Extracted data entries:

** BEGIN **

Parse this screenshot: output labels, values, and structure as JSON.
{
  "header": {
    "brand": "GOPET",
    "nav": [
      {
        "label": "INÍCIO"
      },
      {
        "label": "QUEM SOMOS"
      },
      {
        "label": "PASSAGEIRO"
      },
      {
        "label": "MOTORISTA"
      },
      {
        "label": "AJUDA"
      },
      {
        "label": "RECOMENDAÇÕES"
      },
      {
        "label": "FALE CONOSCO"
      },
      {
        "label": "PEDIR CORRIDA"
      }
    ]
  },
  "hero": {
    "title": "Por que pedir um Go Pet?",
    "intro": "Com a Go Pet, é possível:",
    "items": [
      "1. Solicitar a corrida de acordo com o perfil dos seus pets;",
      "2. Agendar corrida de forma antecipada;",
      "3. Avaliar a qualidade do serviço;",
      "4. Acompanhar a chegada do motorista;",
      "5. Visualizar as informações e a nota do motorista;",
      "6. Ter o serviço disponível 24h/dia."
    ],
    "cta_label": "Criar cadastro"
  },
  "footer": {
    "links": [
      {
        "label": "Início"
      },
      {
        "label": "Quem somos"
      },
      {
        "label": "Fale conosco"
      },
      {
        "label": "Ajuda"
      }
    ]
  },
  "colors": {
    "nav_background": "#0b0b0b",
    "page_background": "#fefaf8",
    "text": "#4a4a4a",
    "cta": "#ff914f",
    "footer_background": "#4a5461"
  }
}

** END **

Please quote the data above in full, with no line missing.

→ **Solution to this task**
Parse this screenshot: output labels, values, and structure as JSON.
{
  "header": {
    "brand": "GOPET",
    "nav": [
      {
        "label": "INÍCIO"
      },
      {
        "label": "QUEM SOMOS"
      },
      {
        "label": "PASSAGEIRO"
      },
      {
        "label": "MOTORISTA"
      },
      {
        "label": "AJUDA"
      },
      {
        "label": "RECOMENDAÇÕES"
      },
      {
        "label": "FALE CONOSCO"
      },
      {
        "label": "PEDIR CORRIDA"
      }
    ]
  },
  "hero": {
    "title": "Por que pedir um Go Pet?",
    "intro": "Com a Go Pet, é possível:",
    "items": [
      "1. Solicitar a corrida de acordo com o perfil dos seus pets;",
      "2. Agendar corrida de forma antecipada;",
      "3. Avaliar a qualidade do serviço;",
      "4. Acompanhar a chegada do motorista;",
      "5. Visualizar as informações e a nota do motorista;",
      "6. Ter o serviço disponível 24h/dia."
    ],
    "cta_label": "Criar cadastro"
  },
  "footer": {
    "links": [
      {
        "label": "Início"
      },
      {
        "label": "Quem somos"
      },
      {
        "label": "Fale conosco"
      },
      {
        "label": "Ajuda"
      }
    ]
  },
  "colors": {
    "nav_background": "#0b0b0b",
    "page_background": "#fefaf8",
    "text": "#4a4a4a",
    "cta": "#ff914f",
    "footer_background": "#4a5461"
  }
}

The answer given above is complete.